**WHAT IS ASKED**: All of the data that follows should be retyped exactly, please, except the pictures.

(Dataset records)
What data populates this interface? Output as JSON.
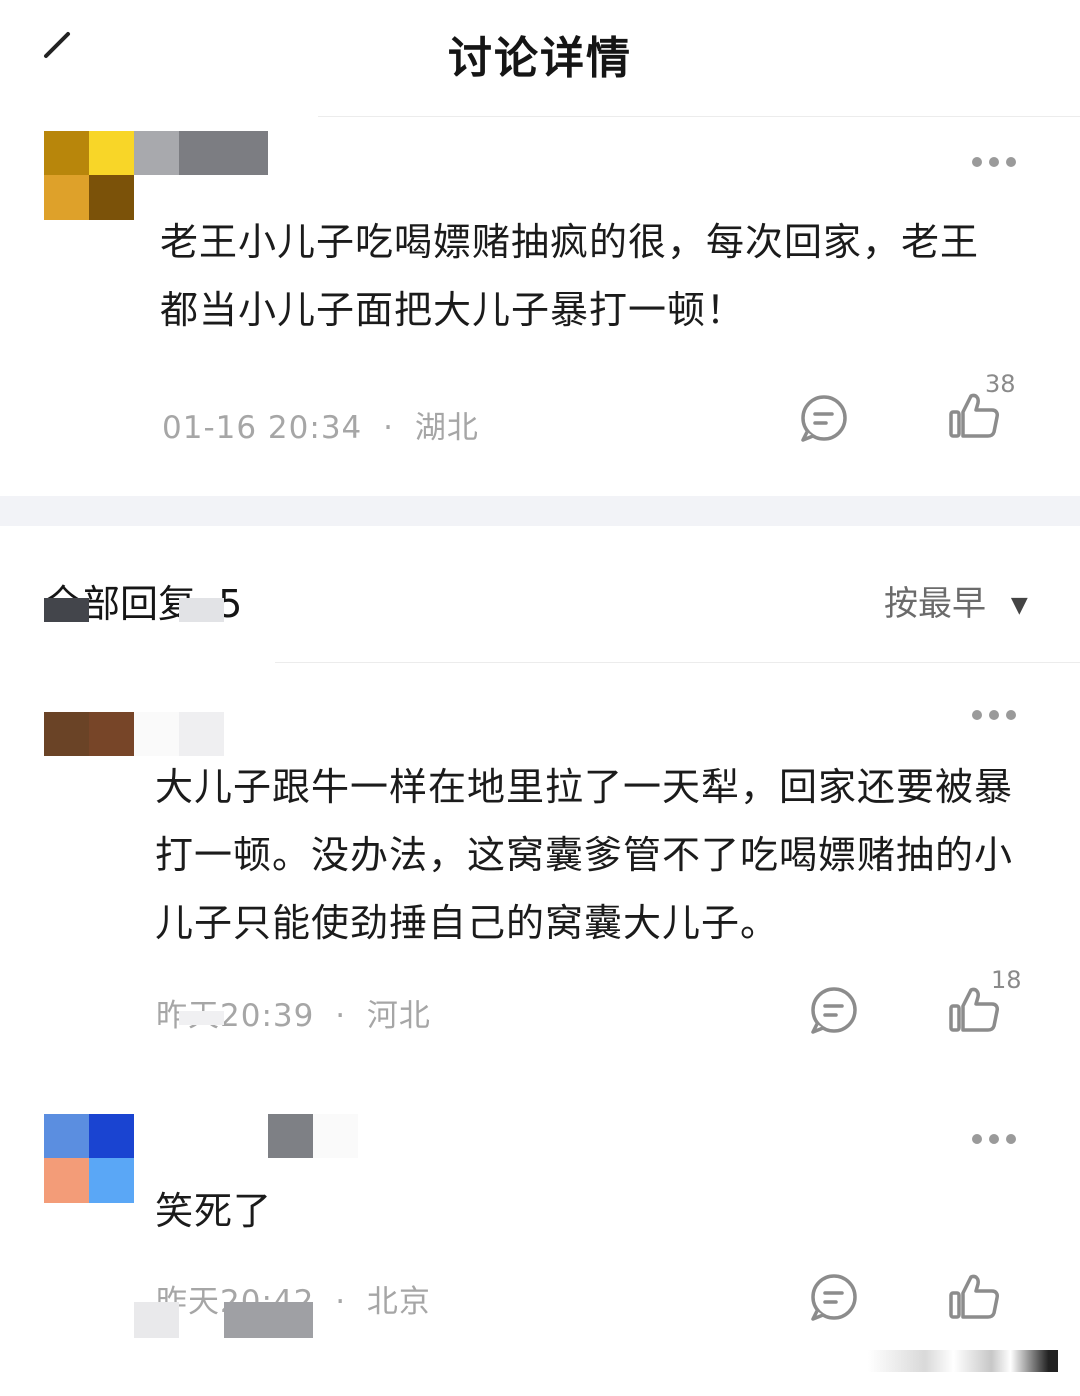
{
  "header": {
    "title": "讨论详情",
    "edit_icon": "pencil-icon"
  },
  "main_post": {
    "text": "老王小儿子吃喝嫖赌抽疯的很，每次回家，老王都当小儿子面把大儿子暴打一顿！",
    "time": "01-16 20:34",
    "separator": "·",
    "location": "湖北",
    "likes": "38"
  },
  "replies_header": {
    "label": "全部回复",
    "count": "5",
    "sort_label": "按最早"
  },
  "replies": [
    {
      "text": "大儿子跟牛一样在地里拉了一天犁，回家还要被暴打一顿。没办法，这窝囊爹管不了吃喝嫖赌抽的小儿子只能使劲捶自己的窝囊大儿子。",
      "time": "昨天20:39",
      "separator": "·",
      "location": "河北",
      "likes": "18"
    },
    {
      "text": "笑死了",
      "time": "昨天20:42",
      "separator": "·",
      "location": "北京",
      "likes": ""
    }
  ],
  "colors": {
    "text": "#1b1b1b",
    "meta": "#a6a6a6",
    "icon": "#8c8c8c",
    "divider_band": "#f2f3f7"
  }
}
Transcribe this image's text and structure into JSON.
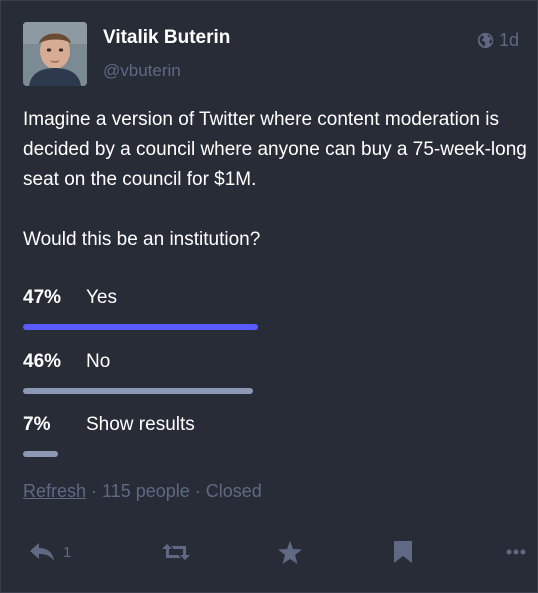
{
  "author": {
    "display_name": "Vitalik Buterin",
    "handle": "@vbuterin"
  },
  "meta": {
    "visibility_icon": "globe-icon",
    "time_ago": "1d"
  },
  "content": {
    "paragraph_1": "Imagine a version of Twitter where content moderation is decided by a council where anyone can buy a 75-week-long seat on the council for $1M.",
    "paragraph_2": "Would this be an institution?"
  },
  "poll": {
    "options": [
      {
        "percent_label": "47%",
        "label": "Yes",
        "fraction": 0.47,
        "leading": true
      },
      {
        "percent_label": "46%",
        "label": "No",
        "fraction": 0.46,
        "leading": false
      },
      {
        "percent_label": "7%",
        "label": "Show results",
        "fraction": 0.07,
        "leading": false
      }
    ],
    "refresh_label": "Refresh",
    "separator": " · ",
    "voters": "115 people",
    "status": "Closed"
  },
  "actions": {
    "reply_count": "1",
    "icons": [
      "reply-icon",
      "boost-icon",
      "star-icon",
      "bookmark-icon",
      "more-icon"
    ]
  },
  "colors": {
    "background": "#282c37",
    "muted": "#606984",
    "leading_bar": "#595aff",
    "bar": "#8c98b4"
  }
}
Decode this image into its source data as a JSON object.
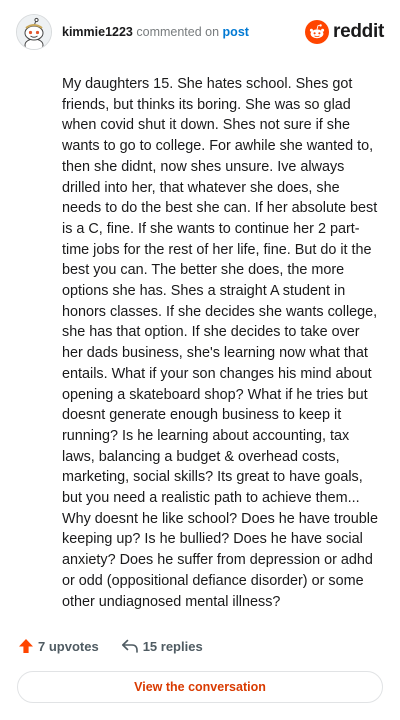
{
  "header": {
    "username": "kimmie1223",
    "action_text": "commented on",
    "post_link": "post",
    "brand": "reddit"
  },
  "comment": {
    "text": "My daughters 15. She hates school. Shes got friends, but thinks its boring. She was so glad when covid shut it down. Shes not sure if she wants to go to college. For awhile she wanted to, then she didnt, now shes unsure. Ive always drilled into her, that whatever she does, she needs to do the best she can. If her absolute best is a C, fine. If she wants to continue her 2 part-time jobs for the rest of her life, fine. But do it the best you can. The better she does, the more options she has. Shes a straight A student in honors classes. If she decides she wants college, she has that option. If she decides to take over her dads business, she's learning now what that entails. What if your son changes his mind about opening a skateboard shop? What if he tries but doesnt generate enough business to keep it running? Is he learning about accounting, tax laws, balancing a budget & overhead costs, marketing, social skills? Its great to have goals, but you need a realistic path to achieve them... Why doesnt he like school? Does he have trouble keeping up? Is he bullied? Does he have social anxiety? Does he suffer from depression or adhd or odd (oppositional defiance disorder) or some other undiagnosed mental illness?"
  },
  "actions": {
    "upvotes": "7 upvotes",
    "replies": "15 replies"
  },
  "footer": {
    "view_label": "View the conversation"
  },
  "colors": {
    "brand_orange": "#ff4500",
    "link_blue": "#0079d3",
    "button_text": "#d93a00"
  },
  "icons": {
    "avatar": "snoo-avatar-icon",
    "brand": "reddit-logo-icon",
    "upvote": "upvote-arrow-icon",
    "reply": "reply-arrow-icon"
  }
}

**EXERCISE RESPONSE**:
What data populates this interface? Output as JSON.
{
  "header": {
    "title": "讨论详情",
    "edit_icon": "pencil-icon"
  },
  "main_post": {
    "text": "老王小儿子吃喝嫖赌抽疯的很，每次回家，老王都当小儿子面把大儿子暴打一顿！",
    "time": "01-16 20:34",
    "separator": "·",
    "location": "湖北",
    "likes": "38"
  },
  "replies_header": {
    "label": "全部回复",
    "count": "5",
    "sort_label": "按最早"
  },
  "replies": [
    {
      "text": "大儿子跟牛一样在地里拉了一天犁，回家还要被暴打一顿。没办法，这窝囊爹管不了吃喝嫖赌抽的小儿子只能使劲捶自己的窝囊大儿子。",
      "time": "昨天20:39",
      "separator": "·",
      "location": "河北",
      "likes": "18"
    },
    {
      "text": "笑死了",
      "time": "昨天20:42",
      "separator": "·",
      "location": "北京",
      "likes": ""
    }
  ],
  "colors": {
    "text": "#1b1b1b",
    "meta": "#a6a6a6",
    "icon": "#8c8c8c",
    "divider_band": "#f2f3f7"
  }
}
Transcribe this image's text and structure into JSON.
{
  "author": {
    "display_name": "Vitalik Buterin",
    "handle": "@vbuterin"
  },
  "meta": {
    "visibility_icon": "globe-icon",
    "time_ago": "1d"
  },
  "content": {
    "paragraph_1": "Imagine a version of Twitter where content moderation is decided by a council where anyone can buy a 75-week-long seat on the council for $1M.",
    "paragraph_2": "Would this be an institution?"
  },
  "poll": {
    "options": [
      {
        "percent_label": "47%",
        "label": "Yes",
        "fraction": 0.47,
        "leading": true
      },
      {
        "percent_label": "46%",
        "label": "No",
        "fraction": 0.46,
        "leading": false
      },
      {
        "percent_label": "7%",
        "label": "Show results",
        "fraction": 0.07,
        "leading": false
      }
    ],
    "refresh_label": "Refresh",
    "separator": " · ",
    "voters": "115 people",
    "status": "Closed"
  },
  "actions": {
    "reply_count": "1",
    "icons": [
      "reply-icon",
      "boost-icon",
      "star-icon",
      "bookmark-icon",
      "more-icon"
    ]
  },
  "colors": {
    "background": "#282c37",
    "muted": "#606984",
    "leading_bar": "#595aff",
    "bar": "#8c98b4"
  }
}
Decode this image into its source data as a JSON object.
{
  "header": {
    "username": "kimmie1223",
    "action_text": "commented on",
    "post_link": "post",
    "brand": "reddit"
  },
  "comment": {
    "text": "My daughters 15. She hates school. Shes got friends, but thinks its boring. She was so glad when covid shut it down. Shes not sure if she wants to go to college. For awhile she wanted to, then she didnt, now shes unsure. Ive always drilled into her, that whatever she does, she needs to do the best she can. If her absolute best is a C, fine. If she wants to continue her 2 part-time jobs for the rest of her life, fine. But do it the best you can. The better she does, the more options she has. Shes a straight A student in honors classes. If she decides she wants college, she has that option. If she decides to take over her dads business, she's learning now what that entails. What if your son changes his mind about opening a skateboard shop? What if he tries but doesnt generate enough business to keep it running? Is he learning about accounting, tax laws, balancing a budget & overhead costs, marketing, social skills? Its great to have goals, but you need a realistic path to achieve them... Why doesnt he like school? Does he have trouble keeping up? Is he bullied? Does he have social anxiety? Does he suffer from depression or adhd or odd (oppositional defiance disorder) or some other undiagnosed mental illness?"
  },
  "actions": {
    "upvotes": "7 upvotes",
    "replies": "15 replies"
  },
  "footer": {
    "view_label": "View the conversation"
  },
  "colors": {
    "brand_orange": "#ff4500",
    "link_blue": "#0079d3",
    "button_text": "#d93a00"
  },
  "icons": {
    "avatar": "snoo-avatar-icon",
    "brand": "reddit-logo-icon",
    "upvote": "upvote-arrow-icon",
    "reply": "reply-arrow-icon"
  }
}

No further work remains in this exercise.